-- Records that describe figures --
* * * *
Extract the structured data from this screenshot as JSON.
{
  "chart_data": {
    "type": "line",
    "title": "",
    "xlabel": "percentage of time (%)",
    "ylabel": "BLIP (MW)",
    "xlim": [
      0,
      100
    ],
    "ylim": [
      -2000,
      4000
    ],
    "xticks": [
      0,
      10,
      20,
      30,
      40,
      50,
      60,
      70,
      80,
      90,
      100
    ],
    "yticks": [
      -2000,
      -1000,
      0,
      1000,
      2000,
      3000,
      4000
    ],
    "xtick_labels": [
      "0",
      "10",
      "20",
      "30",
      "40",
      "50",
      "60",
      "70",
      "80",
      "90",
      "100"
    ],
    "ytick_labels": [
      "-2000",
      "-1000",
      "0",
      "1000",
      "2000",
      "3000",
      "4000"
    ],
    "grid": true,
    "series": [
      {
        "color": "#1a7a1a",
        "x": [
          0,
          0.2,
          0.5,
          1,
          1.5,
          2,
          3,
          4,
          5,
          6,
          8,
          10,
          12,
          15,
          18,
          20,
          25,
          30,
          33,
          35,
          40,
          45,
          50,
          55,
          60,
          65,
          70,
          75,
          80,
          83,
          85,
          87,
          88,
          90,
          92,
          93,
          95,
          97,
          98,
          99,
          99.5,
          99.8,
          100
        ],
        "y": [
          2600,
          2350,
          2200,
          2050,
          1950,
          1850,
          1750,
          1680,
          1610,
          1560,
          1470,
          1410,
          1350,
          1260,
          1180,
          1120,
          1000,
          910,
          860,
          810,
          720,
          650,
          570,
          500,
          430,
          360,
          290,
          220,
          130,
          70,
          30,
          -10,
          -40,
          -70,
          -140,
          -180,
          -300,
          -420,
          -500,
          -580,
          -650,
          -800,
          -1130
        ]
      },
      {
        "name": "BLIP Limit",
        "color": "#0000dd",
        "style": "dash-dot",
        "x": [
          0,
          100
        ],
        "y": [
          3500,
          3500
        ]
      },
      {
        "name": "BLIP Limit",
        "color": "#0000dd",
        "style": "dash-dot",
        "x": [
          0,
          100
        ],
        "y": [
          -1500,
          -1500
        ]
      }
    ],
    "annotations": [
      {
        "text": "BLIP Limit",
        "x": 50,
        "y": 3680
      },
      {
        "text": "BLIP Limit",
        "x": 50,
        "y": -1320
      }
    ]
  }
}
* * * *
-- Exercise prompt --
Copy every record exactly as presented.

-- Answer for this exercise --
Extract the structured data from this screenshot as JSON.
{
  "chart_data": {
    "type": "line",
    "title": "",
    "xlabel": "percentage of time (%)",
    "ylabel": "BLIP (MW)",
    "xlim": [
      0,
      100
    ],
    "ylim": [
      -2000,
      4000
    ],
    "xticks": [
      0,
      10,
      20,
      30,
      40,
      50,
      60,
      70,
      80,
      90,
      100
    ],
    "yticks": [
      -2000,
      -1000,
      0,
      1000,
      2000,
      3000,
      4000
    ],
    "xtick_labels": [
      "0",
      "10",
      "20",
      "30",
      "40",
      "50",
      "60",
      "70",
      "80",
      "90",
      "100"
    ],
    "ytick_labels": [
      "-2000",
      "-1000",
      "0",
      "1000",
      "2000",
      "3000",
      "4000"
    ],
    "grid": true,
    "series": [
      {
        "color": "#1a7a1a",
        "x": [
          0,
          0.2,
          0.5,
          1,
          1.5,
          2,
          3,
          4,
          5,
          6,
          8,
          10,
          12,
          15,
          18,
          20,
          25,
          30,
          33,
          35,
          40,
          45,
          50,
          55,
          60,
          65,
          70,
          75,
          80,
          83,
          85,
          87,
          88,
          90,
          92,
          93,
          95,
          97,
          98,
          99,
          99.5,
          99.8,
          100
        ],
        "y": [
          2600,
          2350,
          2200,
          2050,
          1950,
          1850,
          1750,
          1680,
          1610,
          1560,
          1470,
          1410,
          1350,
          1260,
          1180,
          1120,
          1000,
          910,
          860,
          810,
          720,
          650,
          570,
          500,
          430,
          360,
          290,
          220,
          130,
          70,
          30,
          -10,
          -40,
          -70,
          -140,
          -180,
          -300,
          -420,
          -500,
          -580,
          -650,
          -800,
          -1130
        ]
      },
      {
        "name": "BLIP Limit",
        "color": "#0000dd",
        "style": "dash-dot",
        "x": [
          0,
          100
        ],
        "y": [
          3500,
          3500
        ]
      },
      {
        "name": "BLIP Limit",
        "color": "#0000dd",
        "style": "dash-dot",
        "x": [
          0,
          100
        ],
        "y": [
          -1500,
          -1500
        ]
      }
    ],
    "annotations": [
      {
        "text": "BLIP Limit",
        "x": 50,
        "y": 3680
      },
      {
        "text": "BLIP Limit",
        "x": 50,
        "y": -1320
      }
    ]
  }
}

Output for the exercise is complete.